[[ DATA EXTRACT, beginning ]]
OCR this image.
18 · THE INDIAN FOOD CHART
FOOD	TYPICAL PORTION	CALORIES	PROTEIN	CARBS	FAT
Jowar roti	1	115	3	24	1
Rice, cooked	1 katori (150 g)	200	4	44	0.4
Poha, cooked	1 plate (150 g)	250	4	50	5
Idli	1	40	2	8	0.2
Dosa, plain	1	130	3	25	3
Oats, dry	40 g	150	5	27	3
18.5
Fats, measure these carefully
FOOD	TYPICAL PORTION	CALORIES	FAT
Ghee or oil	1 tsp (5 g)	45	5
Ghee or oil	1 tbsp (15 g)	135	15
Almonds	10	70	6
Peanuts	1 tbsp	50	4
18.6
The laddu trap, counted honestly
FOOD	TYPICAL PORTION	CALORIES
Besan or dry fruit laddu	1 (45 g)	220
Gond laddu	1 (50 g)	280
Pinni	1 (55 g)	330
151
[[ DATA EXTRACT, end ]]
[ABOUT THIS TASK]
Restate all entries above verbatim.

[REPLY]
OCR this image.
18 · THE INDIAN FOOD CHART
FOOD	TYPICAL PORTION	CALORIES	PROTEIN	CARBS	FAT
Jowar roti	1	115	3	24	1
Rice, cooked	1 katori (150 g)	200	4	44	0.4
Poha, cooked	1 plate (150 g)	250	4	50	5
Idli	1	40	2	8	0.2
Dosa, plain	1	130	3	25	3
Oats, dry	40 g	150	5	27	3
18.5
Fats, measure these carefully
FOOD	TYPICAL PORTION	CALORIES	FAT
Ghee or oil	1 tsp (5 g)	45	5
Ghee or oil	1 tbsp (15 g)	135	15
Almonds	10	70	6
Peanuts	1 tbsp	50	4
18.6
The laddu trap, counted honestly
FOOD	TYPICAL PORTION	CALORIES
Besan or dry fruit laddu	1 (45 g)	220
Gond laddu	1 (50 g)	280
Pinni	1 (55 g)	330
151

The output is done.